▸ Problem details: Gather every line of the data below that contains the string "Visible". Copy each of those lines in full.

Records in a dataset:
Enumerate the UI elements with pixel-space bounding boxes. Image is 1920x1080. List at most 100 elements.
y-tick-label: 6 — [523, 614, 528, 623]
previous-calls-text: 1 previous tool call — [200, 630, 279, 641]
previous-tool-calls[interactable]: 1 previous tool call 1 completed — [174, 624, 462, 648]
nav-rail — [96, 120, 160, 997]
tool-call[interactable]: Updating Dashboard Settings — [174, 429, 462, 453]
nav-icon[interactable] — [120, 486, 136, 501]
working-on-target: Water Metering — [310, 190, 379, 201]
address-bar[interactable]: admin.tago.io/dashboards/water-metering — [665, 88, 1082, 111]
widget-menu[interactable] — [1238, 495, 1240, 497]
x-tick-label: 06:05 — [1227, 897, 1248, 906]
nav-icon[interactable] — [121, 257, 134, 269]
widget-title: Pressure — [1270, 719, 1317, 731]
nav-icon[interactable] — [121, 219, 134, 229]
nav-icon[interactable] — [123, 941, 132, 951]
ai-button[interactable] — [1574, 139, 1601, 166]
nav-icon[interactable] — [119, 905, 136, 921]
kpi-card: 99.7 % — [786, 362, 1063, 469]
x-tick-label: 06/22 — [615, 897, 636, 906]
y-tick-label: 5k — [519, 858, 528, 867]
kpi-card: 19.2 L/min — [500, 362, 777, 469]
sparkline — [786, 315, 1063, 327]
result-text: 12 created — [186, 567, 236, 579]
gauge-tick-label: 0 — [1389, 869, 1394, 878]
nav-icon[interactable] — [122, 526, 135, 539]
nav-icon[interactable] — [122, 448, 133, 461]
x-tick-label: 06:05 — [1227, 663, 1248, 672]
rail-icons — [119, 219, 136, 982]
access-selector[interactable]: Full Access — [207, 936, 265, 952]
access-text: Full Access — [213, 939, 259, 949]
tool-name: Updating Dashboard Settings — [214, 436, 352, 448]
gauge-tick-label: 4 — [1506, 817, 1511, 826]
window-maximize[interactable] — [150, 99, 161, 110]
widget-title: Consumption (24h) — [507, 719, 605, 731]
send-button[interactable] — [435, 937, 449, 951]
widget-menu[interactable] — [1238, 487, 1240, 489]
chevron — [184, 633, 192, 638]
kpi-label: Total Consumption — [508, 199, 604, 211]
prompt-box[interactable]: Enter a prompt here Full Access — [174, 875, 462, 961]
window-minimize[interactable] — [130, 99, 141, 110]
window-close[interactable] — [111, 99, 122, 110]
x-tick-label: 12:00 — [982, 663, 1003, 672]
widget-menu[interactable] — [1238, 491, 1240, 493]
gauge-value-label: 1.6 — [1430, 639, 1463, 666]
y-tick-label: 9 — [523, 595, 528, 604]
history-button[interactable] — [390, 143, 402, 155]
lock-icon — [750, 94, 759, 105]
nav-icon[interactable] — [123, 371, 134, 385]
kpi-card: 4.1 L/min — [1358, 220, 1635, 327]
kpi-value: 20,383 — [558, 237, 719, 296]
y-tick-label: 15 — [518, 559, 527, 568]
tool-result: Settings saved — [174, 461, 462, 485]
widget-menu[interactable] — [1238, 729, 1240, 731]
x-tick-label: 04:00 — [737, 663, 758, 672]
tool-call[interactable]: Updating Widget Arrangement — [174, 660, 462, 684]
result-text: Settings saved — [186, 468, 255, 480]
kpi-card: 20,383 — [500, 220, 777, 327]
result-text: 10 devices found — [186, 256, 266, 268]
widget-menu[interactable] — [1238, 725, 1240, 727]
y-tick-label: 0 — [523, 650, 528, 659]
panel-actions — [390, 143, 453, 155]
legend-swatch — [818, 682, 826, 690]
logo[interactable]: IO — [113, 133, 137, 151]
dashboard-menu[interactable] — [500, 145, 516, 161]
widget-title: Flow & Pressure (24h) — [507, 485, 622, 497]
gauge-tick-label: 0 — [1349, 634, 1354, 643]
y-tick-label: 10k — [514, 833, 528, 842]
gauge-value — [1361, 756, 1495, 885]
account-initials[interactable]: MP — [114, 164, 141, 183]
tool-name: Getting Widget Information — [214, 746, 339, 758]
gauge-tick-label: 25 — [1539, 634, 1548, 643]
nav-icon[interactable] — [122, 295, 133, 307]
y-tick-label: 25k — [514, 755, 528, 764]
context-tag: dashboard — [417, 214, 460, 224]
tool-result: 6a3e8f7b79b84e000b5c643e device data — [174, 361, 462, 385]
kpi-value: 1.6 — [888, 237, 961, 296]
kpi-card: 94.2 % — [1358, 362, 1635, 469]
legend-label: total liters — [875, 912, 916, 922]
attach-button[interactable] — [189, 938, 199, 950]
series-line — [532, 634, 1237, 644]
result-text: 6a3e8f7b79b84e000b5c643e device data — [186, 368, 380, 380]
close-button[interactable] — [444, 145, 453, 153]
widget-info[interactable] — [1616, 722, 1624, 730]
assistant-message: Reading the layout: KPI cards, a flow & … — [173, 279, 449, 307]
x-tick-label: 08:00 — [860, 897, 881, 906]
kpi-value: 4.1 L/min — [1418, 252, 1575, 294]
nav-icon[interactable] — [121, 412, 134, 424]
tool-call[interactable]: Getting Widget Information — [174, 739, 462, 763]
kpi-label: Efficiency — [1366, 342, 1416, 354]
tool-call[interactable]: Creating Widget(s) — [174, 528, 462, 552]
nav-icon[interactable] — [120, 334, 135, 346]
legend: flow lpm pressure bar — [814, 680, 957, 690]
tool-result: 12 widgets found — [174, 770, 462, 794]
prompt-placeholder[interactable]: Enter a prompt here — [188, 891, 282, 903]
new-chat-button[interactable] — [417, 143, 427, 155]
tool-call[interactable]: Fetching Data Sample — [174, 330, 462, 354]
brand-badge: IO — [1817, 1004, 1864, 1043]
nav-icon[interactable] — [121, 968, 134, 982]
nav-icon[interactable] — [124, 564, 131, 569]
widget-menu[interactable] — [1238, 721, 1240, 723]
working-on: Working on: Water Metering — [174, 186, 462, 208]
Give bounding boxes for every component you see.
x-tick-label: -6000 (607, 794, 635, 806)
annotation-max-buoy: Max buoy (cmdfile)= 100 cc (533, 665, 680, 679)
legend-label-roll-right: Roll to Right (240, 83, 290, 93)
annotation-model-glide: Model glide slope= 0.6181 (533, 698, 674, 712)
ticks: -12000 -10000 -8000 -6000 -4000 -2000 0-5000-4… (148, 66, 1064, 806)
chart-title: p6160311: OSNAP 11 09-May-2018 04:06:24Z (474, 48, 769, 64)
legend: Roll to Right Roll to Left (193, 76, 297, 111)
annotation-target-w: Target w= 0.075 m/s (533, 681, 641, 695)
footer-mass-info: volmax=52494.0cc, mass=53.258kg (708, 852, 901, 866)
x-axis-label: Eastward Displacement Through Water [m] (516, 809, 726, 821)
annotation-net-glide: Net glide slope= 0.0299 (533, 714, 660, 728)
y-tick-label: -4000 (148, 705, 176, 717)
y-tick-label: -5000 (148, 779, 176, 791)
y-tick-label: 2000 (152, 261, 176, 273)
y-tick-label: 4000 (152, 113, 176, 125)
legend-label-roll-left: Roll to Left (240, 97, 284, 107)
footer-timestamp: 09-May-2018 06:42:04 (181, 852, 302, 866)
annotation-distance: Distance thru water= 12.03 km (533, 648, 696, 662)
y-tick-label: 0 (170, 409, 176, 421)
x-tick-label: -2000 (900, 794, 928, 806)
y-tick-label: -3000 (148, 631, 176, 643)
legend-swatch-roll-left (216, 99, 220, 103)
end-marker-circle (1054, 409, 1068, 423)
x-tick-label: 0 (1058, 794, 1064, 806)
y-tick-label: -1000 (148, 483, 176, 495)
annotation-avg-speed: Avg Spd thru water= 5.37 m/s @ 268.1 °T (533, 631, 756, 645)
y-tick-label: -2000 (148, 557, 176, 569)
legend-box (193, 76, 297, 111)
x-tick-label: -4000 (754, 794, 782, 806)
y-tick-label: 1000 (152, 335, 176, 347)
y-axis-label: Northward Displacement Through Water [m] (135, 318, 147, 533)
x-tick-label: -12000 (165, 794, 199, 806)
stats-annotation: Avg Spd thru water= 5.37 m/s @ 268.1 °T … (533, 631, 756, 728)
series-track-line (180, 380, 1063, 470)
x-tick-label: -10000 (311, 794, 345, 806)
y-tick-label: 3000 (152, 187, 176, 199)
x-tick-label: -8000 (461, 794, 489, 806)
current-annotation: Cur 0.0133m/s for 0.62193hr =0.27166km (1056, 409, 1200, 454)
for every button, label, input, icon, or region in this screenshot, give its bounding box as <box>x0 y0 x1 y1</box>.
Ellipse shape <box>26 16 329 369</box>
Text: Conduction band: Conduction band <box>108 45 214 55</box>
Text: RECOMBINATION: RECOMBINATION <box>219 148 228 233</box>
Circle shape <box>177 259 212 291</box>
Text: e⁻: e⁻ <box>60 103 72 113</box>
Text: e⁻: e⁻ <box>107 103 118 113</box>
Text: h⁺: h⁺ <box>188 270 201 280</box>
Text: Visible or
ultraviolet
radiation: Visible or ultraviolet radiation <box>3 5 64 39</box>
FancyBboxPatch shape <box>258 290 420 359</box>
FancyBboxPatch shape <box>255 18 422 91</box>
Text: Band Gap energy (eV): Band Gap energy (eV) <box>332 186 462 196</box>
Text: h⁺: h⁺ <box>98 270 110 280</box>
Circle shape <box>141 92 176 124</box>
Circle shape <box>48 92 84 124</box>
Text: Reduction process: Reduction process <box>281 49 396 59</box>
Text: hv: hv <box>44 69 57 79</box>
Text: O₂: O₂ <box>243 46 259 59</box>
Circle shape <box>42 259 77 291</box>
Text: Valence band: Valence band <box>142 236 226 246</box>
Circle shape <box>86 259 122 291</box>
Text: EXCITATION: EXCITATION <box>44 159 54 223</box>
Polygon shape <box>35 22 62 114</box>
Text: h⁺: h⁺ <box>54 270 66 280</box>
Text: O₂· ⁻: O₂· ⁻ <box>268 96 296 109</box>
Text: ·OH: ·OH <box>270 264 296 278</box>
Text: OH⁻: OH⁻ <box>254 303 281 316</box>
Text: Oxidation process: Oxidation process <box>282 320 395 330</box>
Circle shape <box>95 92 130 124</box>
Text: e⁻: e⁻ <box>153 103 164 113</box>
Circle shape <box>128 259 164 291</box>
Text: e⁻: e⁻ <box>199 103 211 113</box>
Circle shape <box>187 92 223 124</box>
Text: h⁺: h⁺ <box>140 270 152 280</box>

▸ Solved problem:
Text: Visible or
radiation: Visible or ultraviolet radiation <box>3 5 64 39</box>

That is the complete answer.